## Stored items
· · ·
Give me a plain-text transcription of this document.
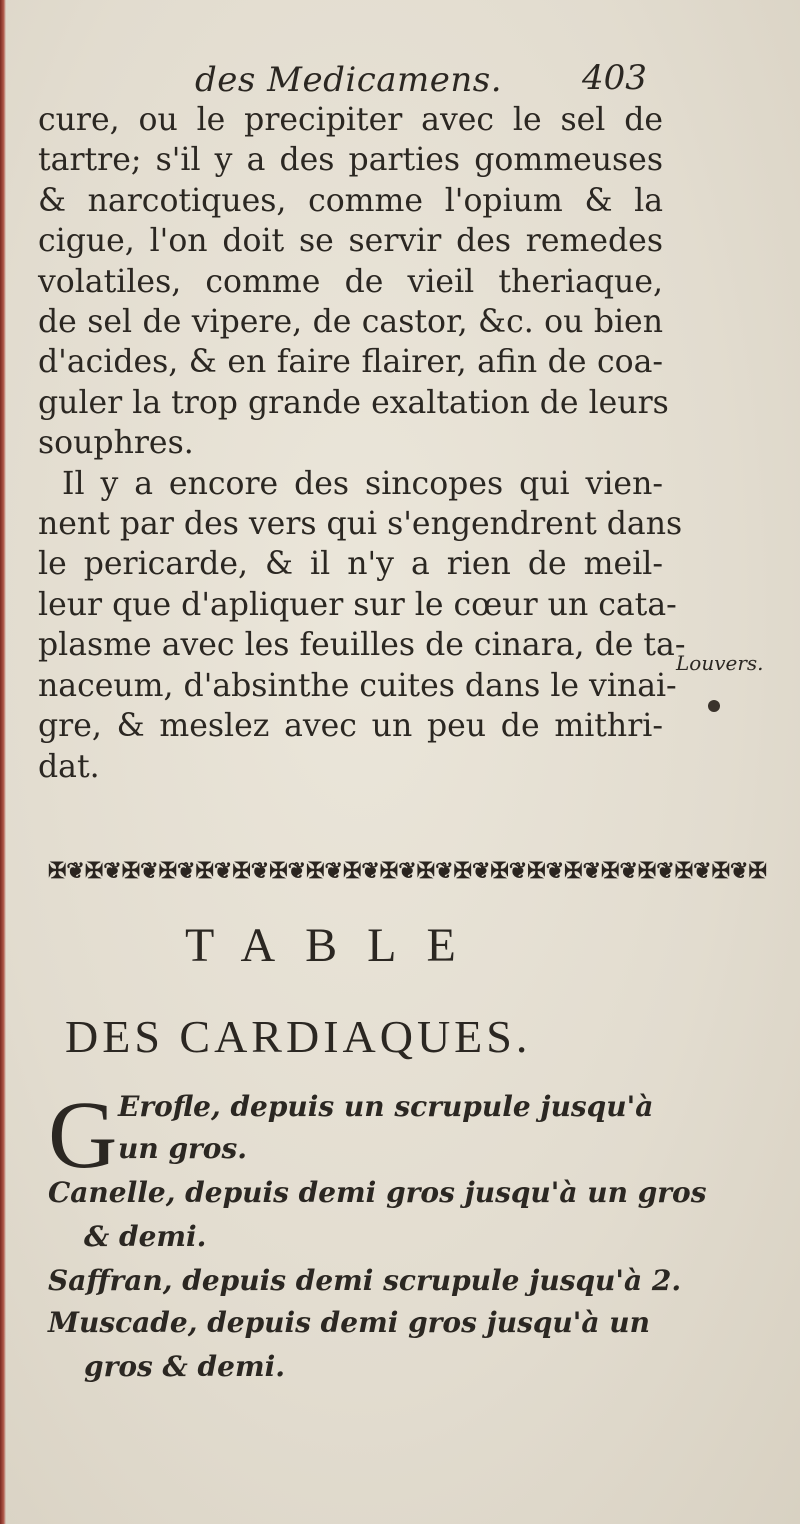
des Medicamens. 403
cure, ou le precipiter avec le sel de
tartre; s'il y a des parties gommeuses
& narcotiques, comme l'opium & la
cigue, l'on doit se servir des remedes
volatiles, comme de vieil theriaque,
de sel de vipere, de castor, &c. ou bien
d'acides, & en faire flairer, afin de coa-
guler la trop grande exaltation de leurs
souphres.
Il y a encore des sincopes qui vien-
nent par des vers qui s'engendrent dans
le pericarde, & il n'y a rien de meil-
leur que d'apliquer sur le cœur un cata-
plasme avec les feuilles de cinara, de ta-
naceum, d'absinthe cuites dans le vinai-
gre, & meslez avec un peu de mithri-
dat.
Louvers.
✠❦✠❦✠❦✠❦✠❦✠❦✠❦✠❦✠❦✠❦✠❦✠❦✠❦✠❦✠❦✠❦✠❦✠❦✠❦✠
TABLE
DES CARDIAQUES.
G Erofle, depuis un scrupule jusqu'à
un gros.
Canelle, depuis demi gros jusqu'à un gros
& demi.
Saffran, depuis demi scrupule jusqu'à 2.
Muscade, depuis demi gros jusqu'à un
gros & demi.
· · ·
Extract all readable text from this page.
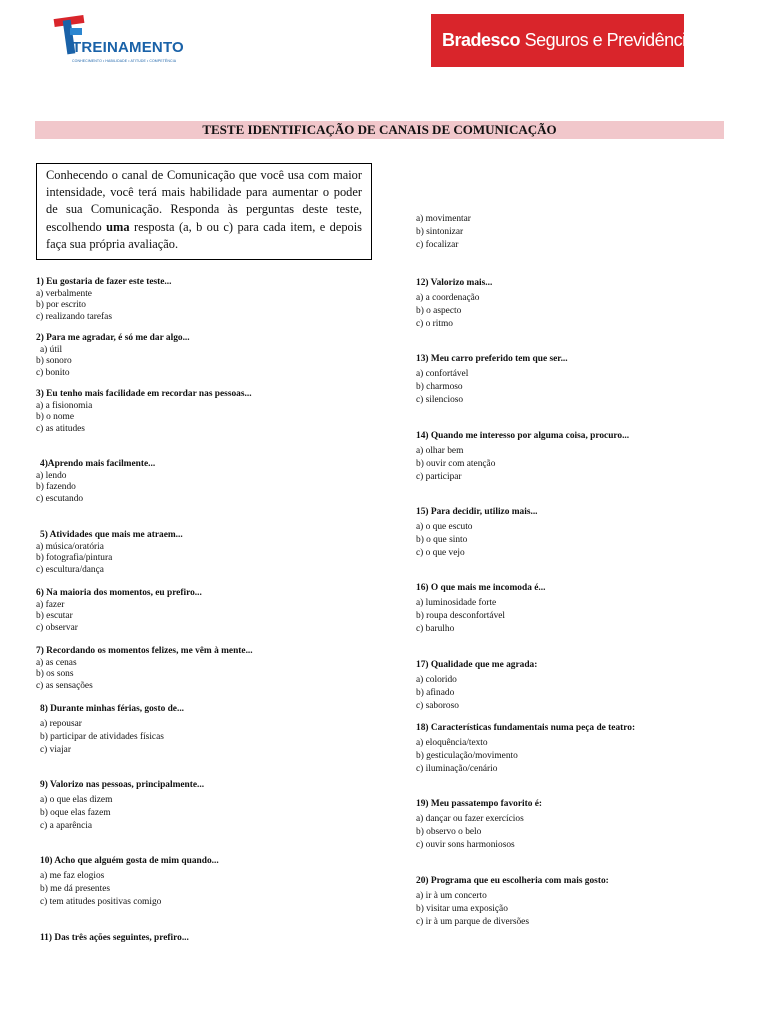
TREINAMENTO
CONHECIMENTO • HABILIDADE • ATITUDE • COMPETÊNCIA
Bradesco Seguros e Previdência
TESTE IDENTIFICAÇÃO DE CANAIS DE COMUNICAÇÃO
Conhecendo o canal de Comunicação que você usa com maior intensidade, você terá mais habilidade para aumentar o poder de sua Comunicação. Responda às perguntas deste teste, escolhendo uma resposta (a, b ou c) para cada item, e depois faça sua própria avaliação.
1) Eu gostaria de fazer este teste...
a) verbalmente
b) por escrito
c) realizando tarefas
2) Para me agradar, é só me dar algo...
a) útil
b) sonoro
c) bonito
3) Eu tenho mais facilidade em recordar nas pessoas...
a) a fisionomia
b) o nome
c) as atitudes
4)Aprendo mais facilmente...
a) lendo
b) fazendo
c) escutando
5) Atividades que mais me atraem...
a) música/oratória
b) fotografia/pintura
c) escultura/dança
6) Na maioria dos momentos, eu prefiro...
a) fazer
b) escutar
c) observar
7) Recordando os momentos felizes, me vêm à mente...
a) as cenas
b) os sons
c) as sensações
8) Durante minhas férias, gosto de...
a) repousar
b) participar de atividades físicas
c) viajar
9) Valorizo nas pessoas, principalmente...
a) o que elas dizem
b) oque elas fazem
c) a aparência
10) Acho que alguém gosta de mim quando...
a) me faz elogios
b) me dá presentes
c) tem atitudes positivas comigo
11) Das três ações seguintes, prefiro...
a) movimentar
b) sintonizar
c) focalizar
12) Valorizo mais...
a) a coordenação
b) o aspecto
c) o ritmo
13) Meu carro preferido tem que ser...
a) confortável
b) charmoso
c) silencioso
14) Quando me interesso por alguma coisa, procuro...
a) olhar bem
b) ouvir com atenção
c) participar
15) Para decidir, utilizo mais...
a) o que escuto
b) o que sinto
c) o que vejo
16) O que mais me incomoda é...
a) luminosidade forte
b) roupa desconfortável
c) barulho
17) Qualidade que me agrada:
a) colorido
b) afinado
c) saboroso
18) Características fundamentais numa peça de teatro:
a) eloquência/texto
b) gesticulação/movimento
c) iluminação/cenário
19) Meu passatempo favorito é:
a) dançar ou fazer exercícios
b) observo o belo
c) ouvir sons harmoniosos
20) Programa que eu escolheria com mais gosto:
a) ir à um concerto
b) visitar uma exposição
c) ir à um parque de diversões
· · ·
## WHAT YOU SHOULD DO
Find all the lines containing "momentos" in the material, then copy them.

## FULL SOLUTION
6) Na maioria dos momentos, eu prefiro...
7) Recordando os momentos felizes, me vêm à mente...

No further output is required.